Give the listing below again in full, exactly as written.

********************

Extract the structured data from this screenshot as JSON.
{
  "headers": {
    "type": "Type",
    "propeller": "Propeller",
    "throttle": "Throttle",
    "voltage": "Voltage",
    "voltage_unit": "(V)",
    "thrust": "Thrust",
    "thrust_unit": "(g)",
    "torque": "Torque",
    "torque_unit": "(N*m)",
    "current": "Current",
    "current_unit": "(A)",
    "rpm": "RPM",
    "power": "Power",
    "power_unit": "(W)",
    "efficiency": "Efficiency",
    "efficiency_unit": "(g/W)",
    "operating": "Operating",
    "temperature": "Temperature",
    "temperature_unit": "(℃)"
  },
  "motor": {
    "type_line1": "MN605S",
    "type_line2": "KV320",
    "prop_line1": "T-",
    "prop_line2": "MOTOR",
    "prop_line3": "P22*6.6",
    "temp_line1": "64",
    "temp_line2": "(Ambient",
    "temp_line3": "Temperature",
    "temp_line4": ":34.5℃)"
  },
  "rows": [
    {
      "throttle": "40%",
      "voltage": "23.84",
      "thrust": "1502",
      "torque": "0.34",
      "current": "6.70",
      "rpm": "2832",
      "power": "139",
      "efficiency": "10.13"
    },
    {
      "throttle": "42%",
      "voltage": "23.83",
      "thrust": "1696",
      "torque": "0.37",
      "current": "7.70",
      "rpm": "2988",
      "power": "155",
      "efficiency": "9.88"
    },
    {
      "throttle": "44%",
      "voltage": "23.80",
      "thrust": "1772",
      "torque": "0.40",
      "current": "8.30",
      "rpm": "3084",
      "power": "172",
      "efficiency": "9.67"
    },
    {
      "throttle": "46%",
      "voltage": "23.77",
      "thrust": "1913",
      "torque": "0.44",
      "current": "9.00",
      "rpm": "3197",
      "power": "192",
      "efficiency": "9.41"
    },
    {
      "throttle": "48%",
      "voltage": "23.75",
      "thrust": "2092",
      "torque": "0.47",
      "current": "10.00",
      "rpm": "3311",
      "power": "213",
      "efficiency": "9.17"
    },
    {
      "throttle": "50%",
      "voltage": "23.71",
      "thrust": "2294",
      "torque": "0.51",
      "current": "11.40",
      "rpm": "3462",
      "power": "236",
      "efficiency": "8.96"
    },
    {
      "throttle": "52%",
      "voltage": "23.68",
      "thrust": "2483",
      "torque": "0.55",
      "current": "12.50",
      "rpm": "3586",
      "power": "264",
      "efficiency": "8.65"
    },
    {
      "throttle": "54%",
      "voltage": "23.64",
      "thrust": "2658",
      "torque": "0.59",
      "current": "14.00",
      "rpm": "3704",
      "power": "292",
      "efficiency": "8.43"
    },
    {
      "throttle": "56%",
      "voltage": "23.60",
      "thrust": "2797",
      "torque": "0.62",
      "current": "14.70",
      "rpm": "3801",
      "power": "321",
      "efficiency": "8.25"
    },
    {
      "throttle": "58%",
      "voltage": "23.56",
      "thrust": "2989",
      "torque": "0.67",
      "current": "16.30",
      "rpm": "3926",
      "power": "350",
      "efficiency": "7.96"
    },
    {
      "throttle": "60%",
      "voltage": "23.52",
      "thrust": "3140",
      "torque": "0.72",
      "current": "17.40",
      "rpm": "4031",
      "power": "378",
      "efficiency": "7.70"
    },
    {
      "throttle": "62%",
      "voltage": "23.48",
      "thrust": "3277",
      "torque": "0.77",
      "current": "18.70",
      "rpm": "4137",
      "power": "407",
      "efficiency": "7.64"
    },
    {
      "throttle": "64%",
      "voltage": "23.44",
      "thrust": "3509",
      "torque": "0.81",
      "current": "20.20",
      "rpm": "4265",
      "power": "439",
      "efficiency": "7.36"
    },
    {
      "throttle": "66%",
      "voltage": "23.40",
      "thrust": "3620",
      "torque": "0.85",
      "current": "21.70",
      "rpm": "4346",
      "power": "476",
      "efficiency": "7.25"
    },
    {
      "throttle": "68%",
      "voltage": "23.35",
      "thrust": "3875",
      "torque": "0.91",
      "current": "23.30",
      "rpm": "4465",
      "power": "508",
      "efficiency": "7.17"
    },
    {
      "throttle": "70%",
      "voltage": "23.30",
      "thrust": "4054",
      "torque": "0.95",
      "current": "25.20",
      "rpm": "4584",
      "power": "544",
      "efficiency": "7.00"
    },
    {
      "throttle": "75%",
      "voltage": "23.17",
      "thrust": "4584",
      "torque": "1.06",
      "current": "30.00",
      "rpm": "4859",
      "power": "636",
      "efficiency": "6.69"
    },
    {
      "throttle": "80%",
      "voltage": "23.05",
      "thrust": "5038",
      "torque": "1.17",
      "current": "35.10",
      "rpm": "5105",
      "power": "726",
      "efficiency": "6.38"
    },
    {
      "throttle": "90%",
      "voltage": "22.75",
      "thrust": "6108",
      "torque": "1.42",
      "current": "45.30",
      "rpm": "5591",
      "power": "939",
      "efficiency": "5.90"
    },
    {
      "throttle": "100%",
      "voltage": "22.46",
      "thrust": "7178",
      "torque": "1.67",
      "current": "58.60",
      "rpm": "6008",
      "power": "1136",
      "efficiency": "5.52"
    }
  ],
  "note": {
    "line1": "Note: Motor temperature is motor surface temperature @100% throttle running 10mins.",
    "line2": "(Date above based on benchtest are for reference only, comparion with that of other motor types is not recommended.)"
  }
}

********************

§ Result for this task
Extract the structured data from this screenshot as JSON.
{
  "headers": {
    "type": "Type",
    "propeller": "Propeller",
    "throttle": "Throttle",
    "voltage": "Voltage",
    "voltage_unit": "(V)",
    "thrust": "Thrust",
    "thrust_unit": "(g)",
    "torque": "Torque",
    "torque_unit": "(N*m)",
    "current": "Current",
    "current_unit": "(A)",
    "rpm": "RPM",
    "power": "Power",
    "power_unit": "(W)",
    "efficiency": "Efficiency",
    "efficiency_unit": "(g/W)",
    "operating": "Operating",
    "temperature": "Temperature",
    "temperature_unit": "(℃)"
  },
  "motor": {
    "type_line1": "MN605S",
    "type_line2": "KV320",
    "prop_line1": "T-",
    "prop_line2": "MOTOR",
    "prop_line3": "P22*6.6",
    "temp_line1": "64",
    "temp_line2": "(Ambient",
    "temp_line3": "Temperature",
    "temp_line4": ":34.5℃)"
  },
  "rows": [
    {
      "throttle": "40%",
      "voltage": "23.84",
      "thrust": "1502",
      "torque": "0.34",
      "current": "6.70",
      "rpm": "2832",
      "power": "139",
      "efficiency": "10.13"
    },
    {
      "throttle": "42%",
      "voltage": "23.83",
      "thrust": "1696",
      "torque": "0.37",
      "current": "7.70",
      "rpm": "2988",
      "power": "155",
      "efficiency": "9.88"
    },
    {
      "throttle": "44%",
      "voltage": "23.80",
      "thrust": "1772",
      "torque": "0.40",
      "current": "8.30",
      "rpm": "3084",
      "power": "172",
      "efficiency": "9.67"
    },
    {
      "throttle": "46%",
      "voltage": "23.77",
      "thrust": "1913",
      "torque": "0.44",
      "current": "9.00",
      "rpm": "3197",
      "power": "192",
      "efficiency": "9.41"
    },
    {
      "throttle": "48%",
      "voltage": "23.75",
      "thrust": "2092",
      "torque": "0.47",
      "current": "10.00",
      "rpm": "3311",
      "power": "213",
      "efficiency": "9.17"
    },
    {
      "throttle": "50%",
      "voltage": "23.71",
      "thrust": "2294",
      "torque": "0.51",
      "current": "11.40",
      "rpm": "3462",
      "power": "236",
      "efficiency": "8.96"
    },
    {
      "throttle": "52%",
      "voltage": "23.68",
      "thrust": "2483",
      "torque": "0.55",
      "current": "12.50",
      "rpm": "3586",
      "power": "264",
      "efficiency": "8.65"
    },
    {
      "throttle": "54%",
      "voltage": "23.64",
      "thrust": "2658",
      "torque": "0.59",
      "current": "14.00",
      "rpm": "3704",
      "power": "292",
      "efficiency": "8.43"
    },
    {
      "throttle": "56%",
      "voltage": "23.60",
      "thrust": "2797",
      "torque": "0.62",
      "current": "14.70",
      "rpm": "3801",
      "power": "321",
      "efficiency": "8.25"
    },
    {
      "throttle": "58%",
      "voltage": "23.56",
      "thrust": "2989",
      "torque": "0.67",
      "current": "16.30",
      "rpm": "3926",
      "power": "350",
      "efficiency": "7.96"
    },
    {
      "throttle": "60%",
      "voltage": "23.52",
      "thrust": "3140",
      "torque": "0.72",
      "current": "17.40",
      "rpm": "4031",
      "power": "378",
      "efficiency": "7.70"
    },
    {
      "throttle": "62%",
      "voltage": "23.48",
      "thrust": "3277",
      "torque": "0.77",
      "current": "18.70",
      "rpm": "4137",
      "power": "407",
      "efficiency": "7.64"
    },
    {
      "throttle": "64%",
      "voltage": "23.44",
      "thrust": "3509",
      "torque": "0.81",
      "current": "20.20",
      "rpm": "4265",
      "power": "439",
      "efficiency": "7.36"
    },
    {
      "throttle": "66%",
      "voltage": "23.40",
      "thrust": "3620",
      "torque": "0.85",
      "current": "21.70",
      "rpm": "4346",
      "power": "476",
      "efficiency": "7.25"
    },
    {
      "throttle": "68%",
      "voltage": "23.35",
      "thrust": "3875",
      "torque": "0.91",
      "current": "23.30",
      "rpm": "4465",
      "power": "508",
      "efficiency": "7.17"
    },
    {
      "throttle": "70%",
      "voltage": "23.30",
      "thrust": "4054",
      "torque": "0.95",
      "current": "25.20",
      "rpm": "4584",
      "power": "544",
      "efficiency": "7.00"
    },
    {
      "throttle": "75%",
      "voltage": "23.17",
      "thrust": "4584",
      "torque": "1.06",
      "current": "30.00",
      "rpm": "4859",
      "power": "636",
      "efficiency": "6.69"
    },
    {
      "throttle": "80%",
      "voltage": "23.05",
      "thrust": "5038",
      "torque": "1.17",
      "current": "35.10",
      "rpm": "5105",
      "power": "726",
      "efficiency": "6.38"
    },
    {
      "throttle": "90%",
      "voltage": "22.75",
      "thrust": "6108",
      "torque": "1.42",
      "current": "45.30",
      "rpm": "5591",
      "power": "939",
      "efficiency": "5.90"
    },
    {
      "throttle": "100%",
      "voltage": "22.46",
      "thrust": "7178",
      "torque": "1.67",
      "current": "58.60",
      "rpm": "6008",
      "power": "1136",
      "efficiency": "5.52"
    }
  ],
  "note": {
    "line1": "Note: Motor temperature is motor surface temperature @100% throttle running 10mins.",
    "line2": "(Date above based on benchtest are for reference only, comparion with that of other motor types is not recommended.)"
  }
}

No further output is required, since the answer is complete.